SET TASK -
Sift the listing for lines that hold the string "easily" and pull them out.

(Figure record extracts)

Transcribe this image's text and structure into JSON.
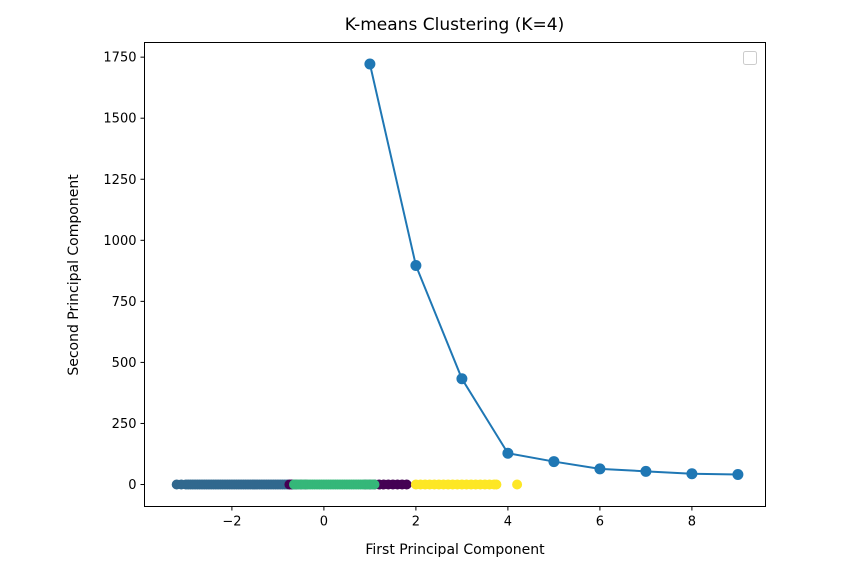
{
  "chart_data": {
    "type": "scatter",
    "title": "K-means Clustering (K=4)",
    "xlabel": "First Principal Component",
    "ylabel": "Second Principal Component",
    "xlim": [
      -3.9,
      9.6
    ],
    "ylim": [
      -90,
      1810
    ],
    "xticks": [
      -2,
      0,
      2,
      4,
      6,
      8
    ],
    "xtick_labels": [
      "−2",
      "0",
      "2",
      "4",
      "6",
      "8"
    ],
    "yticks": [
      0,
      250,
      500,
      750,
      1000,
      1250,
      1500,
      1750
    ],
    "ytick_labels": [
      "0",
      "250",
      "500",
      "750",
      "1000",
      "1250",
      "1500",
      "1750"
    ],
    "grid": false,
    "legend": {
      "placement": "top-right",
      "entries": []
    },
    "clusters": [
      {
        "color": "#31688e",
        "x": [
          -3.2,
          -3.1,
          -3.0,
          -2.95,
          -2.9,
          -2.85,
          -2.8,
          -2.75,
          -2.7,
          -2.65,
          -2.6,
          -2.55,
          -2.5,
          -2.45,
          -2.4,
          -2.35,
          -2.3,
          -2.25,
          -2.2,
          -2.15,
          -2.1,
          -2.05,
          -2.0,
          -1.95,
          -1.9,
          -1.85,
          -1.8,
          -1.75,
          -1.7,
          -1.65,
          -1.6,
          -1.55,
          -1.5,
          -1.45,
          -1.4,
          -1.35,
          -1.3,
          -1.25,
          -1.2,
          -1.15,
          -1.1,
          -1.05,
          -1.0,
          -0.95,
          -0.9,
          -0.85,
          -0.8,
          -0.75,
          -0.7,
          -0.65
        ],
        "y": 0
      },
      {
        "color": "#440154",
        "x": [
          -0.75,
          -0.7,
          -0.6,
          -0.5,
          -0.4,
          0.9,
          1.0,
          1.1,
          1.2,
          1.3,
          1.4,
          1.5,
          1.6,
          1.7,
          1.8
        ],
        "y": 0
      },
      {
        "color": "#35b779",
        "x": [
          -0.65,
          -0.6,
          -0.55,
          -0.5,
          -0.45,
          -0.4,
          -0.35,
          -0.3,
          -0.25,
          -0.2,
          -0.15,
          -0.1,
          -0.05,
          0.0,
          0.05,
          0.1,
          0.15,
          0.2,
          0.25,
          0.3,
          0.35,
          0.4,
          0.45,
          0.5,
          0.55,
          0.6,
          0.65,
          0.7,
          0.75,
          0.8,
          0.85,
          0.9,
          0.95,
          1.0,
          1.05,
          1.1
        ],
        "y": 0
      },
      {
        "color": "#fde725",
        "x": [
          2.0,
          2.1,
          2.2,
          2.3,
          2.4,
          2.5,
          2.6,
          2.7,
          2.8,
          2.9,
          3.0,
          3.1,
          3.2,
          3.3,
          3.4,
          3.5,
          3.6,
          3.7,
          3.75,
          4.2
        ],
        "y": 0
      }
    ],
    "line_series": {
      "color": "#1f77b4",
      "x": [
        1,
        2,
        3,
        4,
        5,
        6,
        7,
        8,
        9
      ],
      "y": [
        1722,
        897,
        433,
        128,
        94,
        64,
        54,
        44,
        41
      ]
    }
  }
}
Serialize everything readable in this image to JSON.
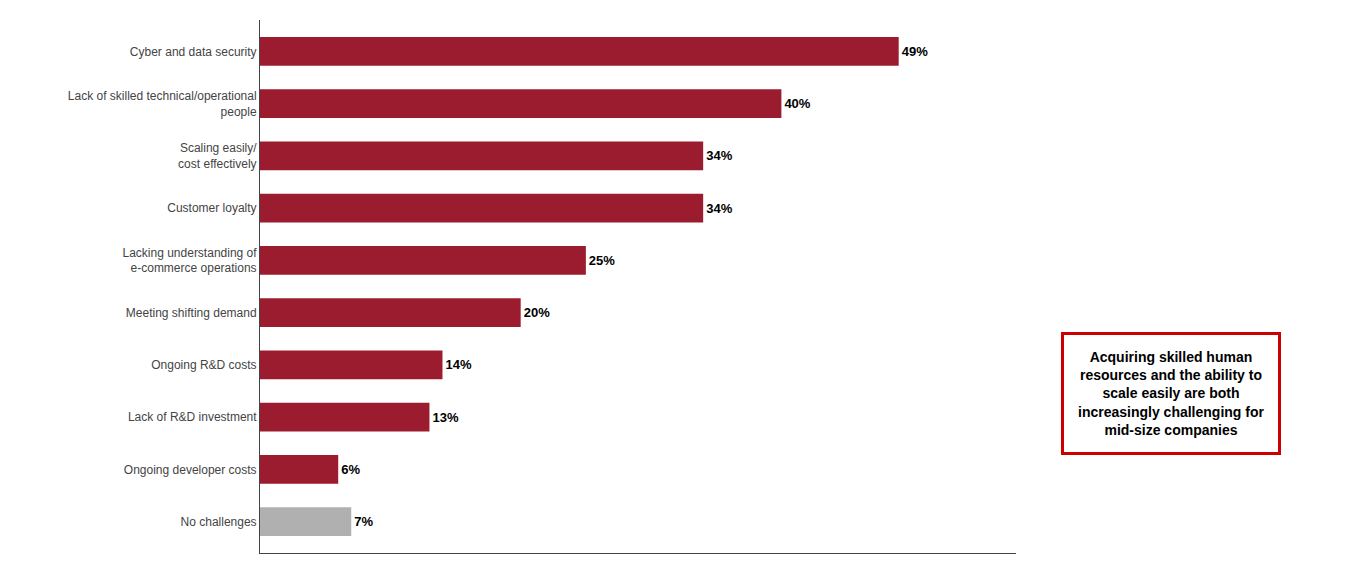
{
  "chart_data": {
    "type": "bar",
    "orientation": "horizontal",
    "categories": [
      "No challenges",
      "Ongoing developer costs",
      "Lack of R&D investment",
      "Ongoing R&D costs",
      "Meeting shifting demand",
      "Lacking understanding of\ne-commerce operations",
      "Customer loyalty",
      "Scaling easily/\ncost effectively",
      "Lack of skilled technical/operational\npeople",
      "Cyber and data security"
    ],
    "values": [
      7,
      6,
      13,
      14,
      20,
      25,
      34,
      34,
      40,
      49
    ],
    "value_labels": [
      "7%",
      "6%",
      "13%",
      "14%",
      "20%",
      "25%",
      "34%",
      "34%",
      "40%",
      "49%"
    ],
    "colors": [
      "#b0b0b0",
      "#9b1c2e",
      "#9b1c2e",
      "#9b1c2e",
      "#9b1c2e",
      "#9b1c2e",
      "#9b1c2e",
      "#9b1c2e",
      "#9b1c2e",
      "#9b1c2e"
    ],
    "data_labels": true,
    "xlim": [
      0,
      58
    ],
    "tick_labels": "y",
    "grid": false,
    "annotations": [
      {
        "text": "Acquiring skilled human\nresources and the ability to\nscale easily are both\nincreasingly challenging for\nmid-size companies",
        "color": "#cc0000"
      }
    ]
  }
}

ANSWER TO THIS PROBLEM -
      "Scaling easily/\ncost effectively",
        "text": "Acquiring skilled human\nresources and the ability to\nscale easily are both\nincreasingly challenging for\nmid-size companies",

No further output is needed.